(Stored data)
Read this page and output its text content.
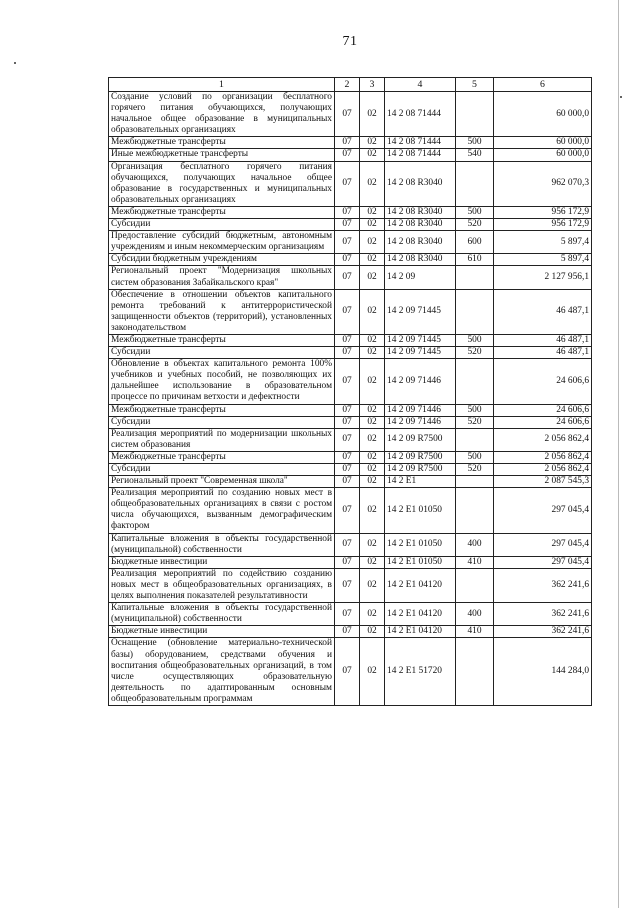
71
1	2	3	4	5	6
Создание условий по организации бесплатного горячего питания обучающихся, получающих начальное общее образование в муниципальных образовательных организациях	07	02	14 2 08 71444		60 000,0
Межбюджетные трансферты	07	02	14 2 08 71444	500	60 000,0
Иные межбюджетные трансферты	07	02	14 2 08 71444	540	60 000,0
Организация бесплатного горячего питания обучающихся, получающих начальное общее образование в государственных и муниципальных образовательных организациях	07	02	14 2 08 R3040		962 070,3
Межбюджетные трансферты	07	02	14 2 08 R3040	500	956 172,9
Субсидии	07	02	14 2 08 R3040	520	956 172,9
Предоставление субсидий бюджетным, автономным учреждениям и иным некоммерческим организациям	07	02	14 2 08 R3040	600	5 897,4
Субсидии бюджетным учреждениям	07	02	14 2 08 R3040	610	5 897,4
Региональный проект "Модернизация школьных систем образования Забайкальского края"	07	02	14 2 09		2 127 956,1
Обеспечение в отношении объектов капитального ремонта требований к антитеррористической защищенности объектов (территорий), установленных законодательством	07	02	14 2 09 71445		46 487,1
Межбюджетные трансферты	07	02	14 2 09 71445	500	46 487,1
Субсидии	07	02	14 2 09 71445	520	46 487,1
Обновление в объектах капитального ремонта 100% учебников и учебных пособий, не позволяющих их дальнейшее использование в образовательном процессе по причинам ветхости и дефектности	07	02	14 2 09 71446		24 606,6
Межбюджетные трансферты	07	02	14 2 09 71446	500	24 606,6
Субсидии	07	02	14 2 09 71446	520	24 606,6
Реализация мероприятий по модернизации школьных систем образования	07	02	14 2 09 R7500		2 056 862,4
Межбюджетные трансферты	07	02	14 2 09 R7500	500	2 056 862,4
Субсидии	07	02	14 2 09 R7500	520	2 056 862,4
Региональный проект "Современная школа"	07	02	14 2 E1		2 087 545,3
Реализация мероприятий по созданию новых мест в общеобразовательных организациях в связи с ростом числа обучающихся, вызванным демографическим фактором	07	02	14 2 E1 01050		297 045,4
Капитальные вложения в объекты государственной (муниципальной) собственности	07	02	14 2 E1 01050	400	297 045,4
Бюджетные инвестиции	07	02	14 2 E1 01050	410	297 045,4
Реализация мероприятий по содействию созданию новых мест в общеобразовательных организациях, в целях выполнения показателей результативности	07	02	14 2 E1 04120		362 241,6
Капитальные вложения в объекты государственной (муниципальной) собственности	07	02	14 2 E1 04120	400	362 241,6
Бюджетные инвестиции	07	02	14 2 E1 04120	410	362 241,6
Оснащение (обновление материально-технической базы) оборудованием, средствами обучения и воспитания общеобразовательных организаций, в том числе осуществляющих образовательную деятельность по адаптированным основным общеобразовательным программам	07	02	14 2 E1 51720		144 284,0
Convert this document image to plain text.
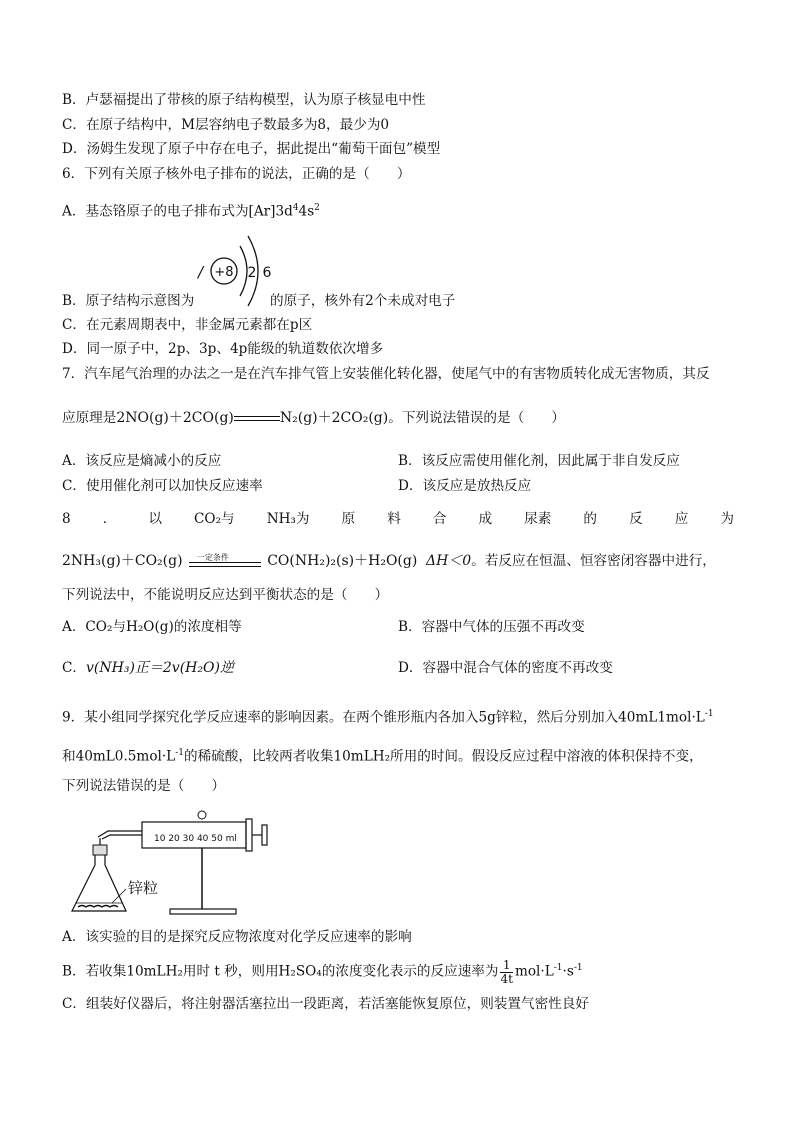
B．卢瑟福提出了带核的原子结构模型，认为原子核显电中性
C．在原子结构中，M层容纳电子数最多为8，最少为0
D．汤姆生发现了原子中存在电子，据此提出“葡萄干面包”模型
6．下列有关原子核外电子排布的说法，正确的是（　　）
A．基态铬原子的电子排布式为$[Ar]3d^44s^2$
/ +8 2 6
B．原子结构示意图为	的原子，核外有2个未成对电子
C．在元素周期表中，非金属元素都在p区
D．同一原子中，2p、3p、4p能级的轨道数依次增多
7．汽车尾气治理的办法之一是在汽车排气管上安装催化转化器，使尾气中的有害物质转化成无害物质，其反
应原理是2NO(g)＋2CO(g)	N₂(g)＋2CO₂(g)。下列说法错误的是（　　）
A．该反应是熵减小的反应	B．该反应需使用催化剂，因此属于非自发反应
C．使用催化剂可以加快反应速率	D．该反应是放热反应
8 ． 以 CO₂与 NH₃为 原 料 合 成 尿素 的 反 应 为
2NH₃(g)＋CO₂(g) 一定条件	CO(NH₂)₂(s)＋H₂O(g) ΔH＜0。若反应在恒温、恒容密闭容器中进行，
下列说法中，不能说明反应达到平衡状态的是（　　）
A．CO₂与H₂O(g)的浓度相等	B．容器中气体的压强不再改变
C．v(NH₃)正＝2v(H₂O)逆	D．容器中混合气体的密度不再改变
9．某小组同学探究化学反应速率的影响因素。在两个锥形瓶内各加入5g锌粒，然后分别加入$40mL1mol\cdot L^{-1}$
和$40mL0.5mol\cdot L^{-1}$的稀硫酸，比较两者收集10mLH₂所用的时间。假设反应过程中溶液的体积保持不变，
下列说法错误的是（　　）
10 20 30 40 50 ml
锌粒
A．该实验的目的是探究反应物浓度对化学反应速率的影响
B．若收集10mLH₂用时 t 秒，则用H₂SO₄的浓度变化表示的反应速率为 $\frac{1}{4t} mol\cdot L^{-1}\cdot s^{-1}$
C．组装好仪器后，将注射器活塞拉出一段距离，若活塞能恢复原位，则装置气密性良好
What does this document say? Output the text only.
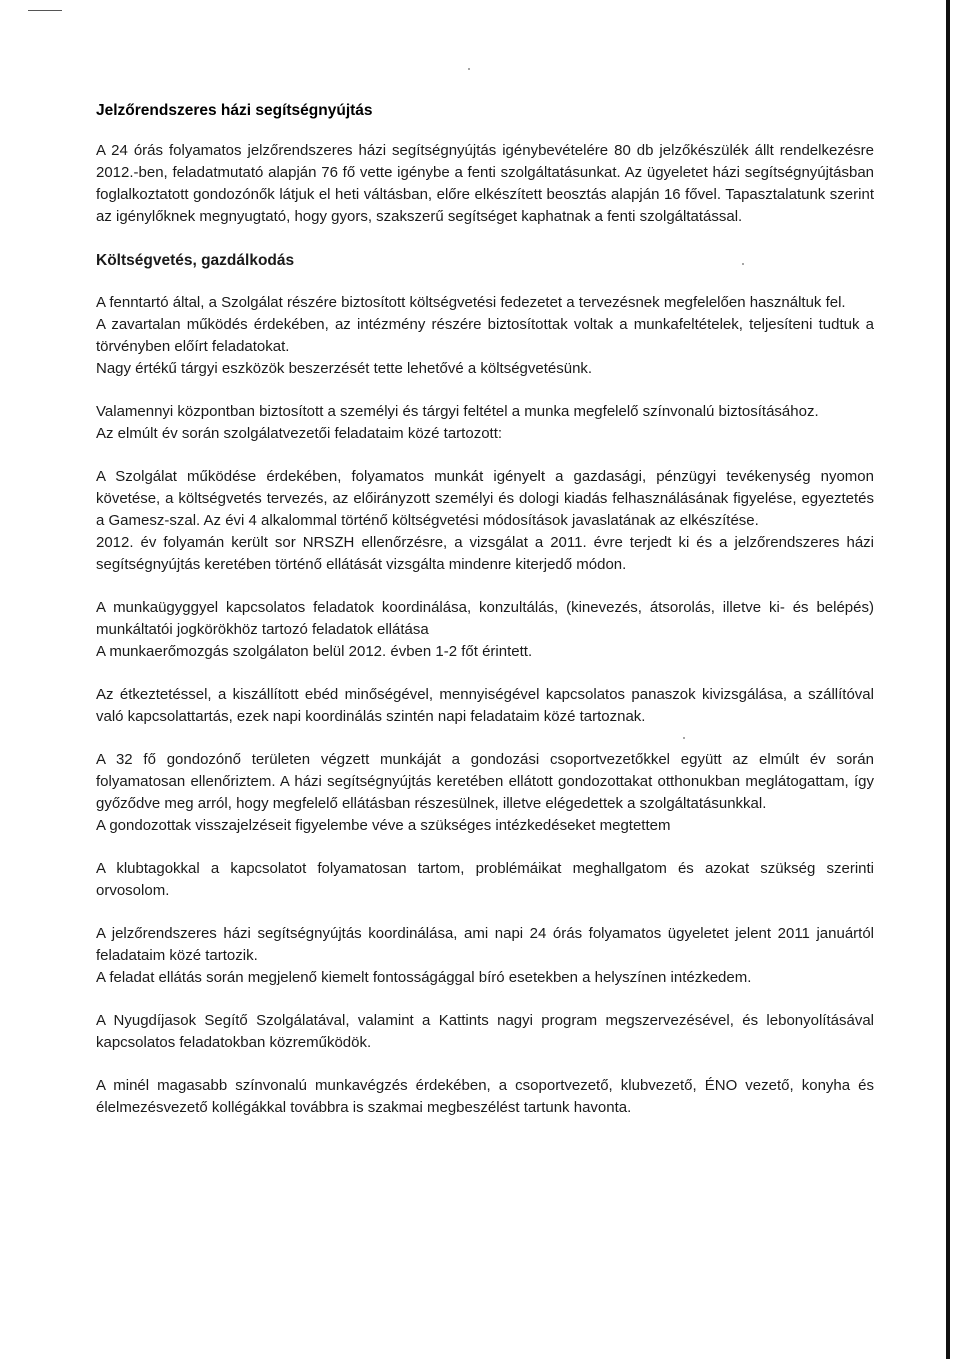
Jelzőrendszeres házi segítségnyújtás

A 24 órás folyamatos jelzőrendszeres házi segítségnyújtás igénybevételére 80 db jelzőkészülék állt rendelkezésre 2012.-ben, feladatmutató alapján 76 fő vette igénybe a fenti szolgáltatásunkat. Az ügyeletet házi segítségnyújtásban foglalkoztatott gondozónők látjuk el heti váltásban, előre elkészített beosztás alapján 16 fővel. Tapasztalatunk szerint az igénylőknek megnyugtató, hogy gyors, szakszerű segítséget kaphatnak a fenti szolgáltatással.

Költségvetés, gazdálkodás

A fenntartó által, a Szolgálat részére biztosított költségvetési fedezetet a tervezésnek megfelelően használtuk fel.

A zavartalan működés érdekében, az intézmény részére biztosítottak voltak a munkafeltételek, teljesíteni tudtuk a törvényben előírt feladatokat.

Nagy értékű tárgyi eszközök beszerzését tette lehetővé a költségvetésünk.

Valamennyi központban biztosított a személyi és tárgyi feltétel a munka megfelelő színvonalú biztosításához.

Az elmúlt év során szolgálatvezetői feladataim közé tartozott:

A Szolgálat működése érdekében, folyamatos munkát igényelt a gazdasági, pénzügyi tevékenység nyomon követése, a költségvetés tervezés, az előirányzott személyi és dologi kiadás felhasználásának figyelése, egyeztetés a Gamesz-szal. Az évi 4 alkalommal történő költségvetési módosítások javaslatának az elkészítése.

2012. év folyamán került sor NRSZH ellenőrzésre, a vizsgálat a 2011. évre terjedt ki és a jelzőrendszeres házi segítségnyújtás keretében történő ellátását vizsgálta mindenre kiterjedő módon.

A munkaügyggyel kapcsolatos feladatok koordinálása, konzultálás, (kinevezés, átsorolás, illetve ki- és belépés) munkáltatói jogkörökhöz tartozó feladatok ellátása

A munkaerőmozgás szolgálaton belül 2012. évben 1-2 főt érintett.

Az étkeztetéssel, a kiszállított ebéd minőségével, mennyiségével kapcsolatos panaszok kivizsgálása, a szállítóval való kapcsolattartás, ezek napi koordinálás szintén napi feladataim közé tartoznak.

A 32 fő gondozónő területen végzett munkáját a gondozási csoportvezetőkkel együtt az elmúlt év során folyamatosan ellenőriztem. A házi segítségnyújtás keretében ellátott gondozottakat otthonukban meglátogattam, így győződve meg arról, hogy megfelelő ellátásban részesülnek, illetve elégedettek a szolgáltatásunkkal.

A gondozottak visszajelzéseit figyelembe véve a szükséges intézkedéseket megtettem

A klubtagokkal a kapcsolatot folyamatosan tartom, problémáikat meghallgatom és azokat szükség szerinti orvosolom.

A jelzőrendszeres házi segítségnyújtás koordinálása, ami napi 24 órás folyamatos ügyeletet jelent 2011 januártól feladataim közé tartozik.

A feladat ellátás során megjelenő kiemelt fontosságággal bíró esetekben a helyszínen intézkedem.

A Nyugdíjasok Segítő Szolgálatával, valamint a Kattints nagyi program megszervezésével, és lebonyolításával kapcsolatos feladatokban közreműködök.

A minél magasabb színvonalú munkavégzés érdekében, a csoportvezető, klubvezető, ÉNO vezető, konyha és élelmezésvezető kollégákkal továbbra is szakmai megbeszélést tartunk havonta.
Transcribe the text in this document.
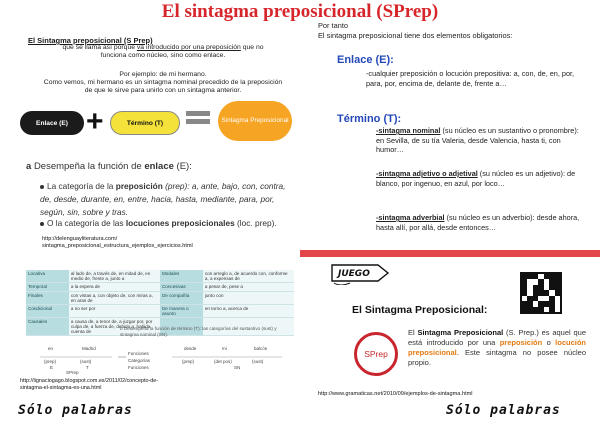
El sintagma preposicional (SPrep)
El Sintagma preposicional (S Prep)
que se llama así porque va introducido por una preposición que no
funciona como núcleo, sino como enlace.
Por ejemplo: de mi hermano.
Como vemos, mi hermano es un sintagma nominal precedido de la preposición
de que le sirve para unirlo con un sintagma anterior.
Enlace (E) +	Término (T)	Sintagma Preposicional
a Desempeña la función de enlace (E):
La categoría de la preposición (prep): a, ante, bajo, con, contra, de, desde, durante, en, entre, hacia, hasta, mediante, para, por, según, sin, sobre y tras.
O la categoría de las locuciones preposicionales (loc. prep).
http://delenguayliteratura.com/
sintagma_preposicional_estructura_ejemplos_ejercicios.html
Locativa	al lado de, a través de, en mitad de, en medio de, frente a, junto a	Modales	con arreglo a, de acuerdo con, conforme a, a expensas de
Temporal	a la espera de	Concesivas	a pesar de, pese a
Finales	con vistas a, con objeto de, con miras a, en aras de	De compañía	junto con
Condicional	a no ser por	De manera o asunto	en torno a, acerca de
Causales	a causa de, a tenor de, a juzgar por, por culpa de, a fuerza de, debido a, habida cuenta de		
b Desempeña la función de término (T): las categorías del sustantivo (sust) y sintagma nominal (SN).
en	Madrid	desde	mi	balcón
(prep)	(sust)	(prep)	(det pos)	(sust)
E	T	SN
SPrep
Funciones
Categorías
Funciones
http://lignaciogago.blogspot.com.es/2011/02/concepto-de-
sintagma-el-sintagma-es-una.html
Sólo palabras
Por tanto
El sintagma preposicional tiene dos elementos obligatorios:
Enlace (E):
-cualquier preposición o locución prepositiva: a, con, de, en, por, para, por, encima de, delante de, frente a…
Término (T):
-sintagma nominal (su núcleo es un sustantivo o pronombre): en Sevilla, de su tía Valeria, desde Valencia, hasta ti, con humor…
-sintagma adjetivo o adjetival (su núcleo es un adjetivo): de blanco, por ingenuo, en azul, por loco…
-sintagma adverbial (su núcleo es un adverbio): desde ahora, hasta allí, por allá, desde entonces…
JUEGO
El Sintagma Preposicional:
SPrep
El Sintagma Preposicional (S. Prep.) es aquel que está introducido por una preposición o locución preposicional. Este sintagma no posee núcleo propio.
http://www.gramaticas.net/2010/09/ejemplos-de-sintagma.html
Sólo palabras
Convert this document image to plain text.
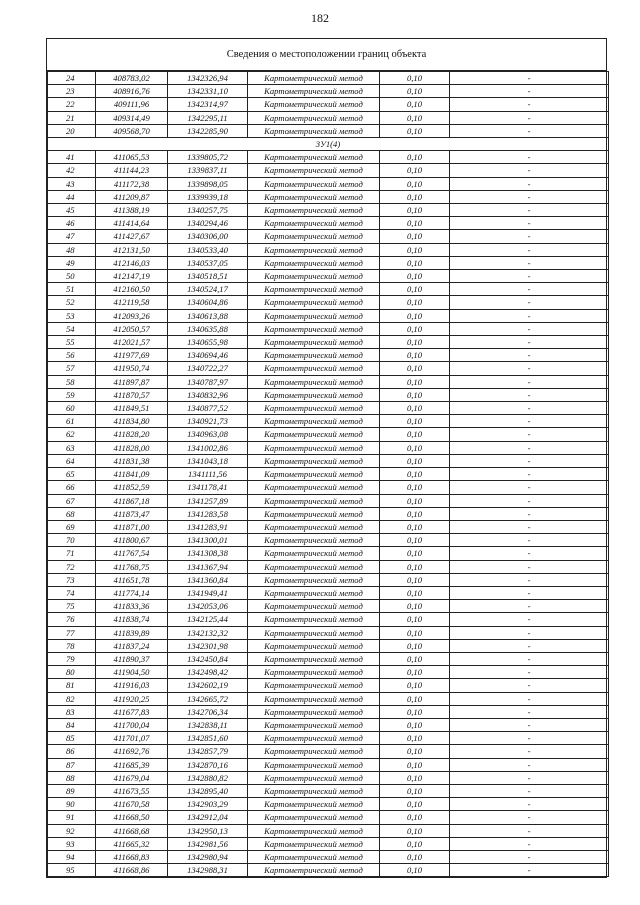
182
Сведения о местоположении границ объекта
24	408783,02	1342326,94	Картометрический метод	0,10	-
23	408916,76	1342331,10	Картометрический метод	0,10	-
22	409111,96	1342314,97	Картометрический метод	0,10	-
21	409314,49	1342295,11	Картометрический метод	0,10	-
20	409568,70	1342285,90	Картометрический метод	0,10	-
3У1(4)					
41	411065,53	1339805,72	Картометрический метод	0,10	-
42	411144,23	1339837,11	Картометрический метод	0,10	-
43	411172,38	1339898,05	Картометрический метод	0,10	-
44	411209,87	1339939,18	Картометрический метод	0,10	-
45	411388,19	1340257,75	Картометрический метод	0,10	-
46	411414,64	1340294,46	Картометрический метод	0,10	-
47	411427,67	1340306,00	Картометрический метод	0,10	-
48	412131,50	1340533,40	Картометрический метод	0,10	-
49	412146,03	1340537,05	Картометрический метод	0,10	-
50	412147,19	1340518,51	Картометрический метод	0,10	-
51	412160,50	1340524,17	Картометрический метод	0,10	-
52	412119,58	1340604,86	Картометрический метод	0,10	-
53	412093,26	1340613,88	Картометрический метод	0,10	-
54	412050,57	1340635,88	Картометрический метод	0,10	-
55	412021,57	1340655,98	Картометрический метод	0,10	-
56	411977,69	1340694,46	Картометрический метод	0,10	-
57	411950,74	1340722,27	Картометрический метод	0,10	-
58	411897,87	1340787,97	Картометрический метод	0,10	-
59	411870,57	1340832,96	Картометрический метод	0,10	-
60	411849,51	1340877,52	Картометрический метод	0,10	-
61	411834,80	1340921,73	Картометрический метод	0,10	-
62	411828,20	1340963,08	Картометрический метод	0,10	-
63	411828,00	1341002,86	Картометрический метод	0,10	-
64	411831,38	1341043,18	Картометрический метод	0,10	-
65	411841,09	1341111,56	Картометрический метод	0,10	-
66	411852,59	1341178,41	Картометрический метод	0,10	-
67	411867,18	1341257,89	Картометрический метод	0,10	-
68	411873,47	1341283,58	Картометрический метод	0,10	-
69	411871,00	1341283,91	Картометрический метод	0,10	-
70	411800,67	1341300,01	Картометрический метод	0,10	-
71	411767,54	1341308,38	Картометрический метод	0,10	-
72	411768,75	1341367,94	Картометрический метод	0,10	-
73	411651,78	1341360,84	Картометрический метод	0,10	-
74	411774,14	1341949,41	Картометрический метод	0,10	-
75	411833,36	1342053,06	Картометрический метод	0,10	-
76	411838,74	1342125,44	Картометрический метод	0,10	-
77	411839,89	1342132,32	Картометрический метод	0,10	-
78	411837,24	1342301,98	Картометрический метод	0,10	-
79	411890,37	1342450,84	Картометрический метод	0,10	-
80	411904,50	1342498,42	Картометрический метод	0,10	-
81	411916,03	1342602,19	Картометрический метод	0,10	-
82	411920,25	1342665,72	Картометрический метод	0,10	-
83	411677,83	1342706,34	Картометрический метод	0,10	-
84	411700,04	1342838,11	Картометрический метод	0,10	-
85	411701,07	1342851,60	Картометрический метод	0,10	-
86	411692,76	1342857,79	Картометрический метод	0,10	-
87	411685,39	1342870,16	Картометрический метод	0,10	-
88	411679,04	1342880,82	Картометрический метод	0,10	-
89	411673,55	1342895,40	Картометрический метод	0,10	-
90	411670,58	1342903,29	Картометрический метод	0,10	-
91	411668,50	1342912,04	Картометрический метод	0,10	-
92	411668,68	1342950,13	Картометрический метод	0,10	-
93	411665,32	1342981,56	Картометрический метод	0,10	-
94	411668,83	1342980,94	Картометрический метод	0,10	-
95	411668,86	1342988,31	Картометрический метод	0,10	-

YOUR TASK: Show every line from the entries above in which "nominal" appears.

RESULT:
Como vemos, mi hermano es un sintagma nominal precedido de la preposición
b Desempeña la función de término (T): las categorías del sustantivo (sust) y sintagma nominal (SN).
-sintagma nominal (su núcleo es un sustantivo o pronombre): en Sevilla, de su tía Valeria, desde Valencia, hasta ti, con humor…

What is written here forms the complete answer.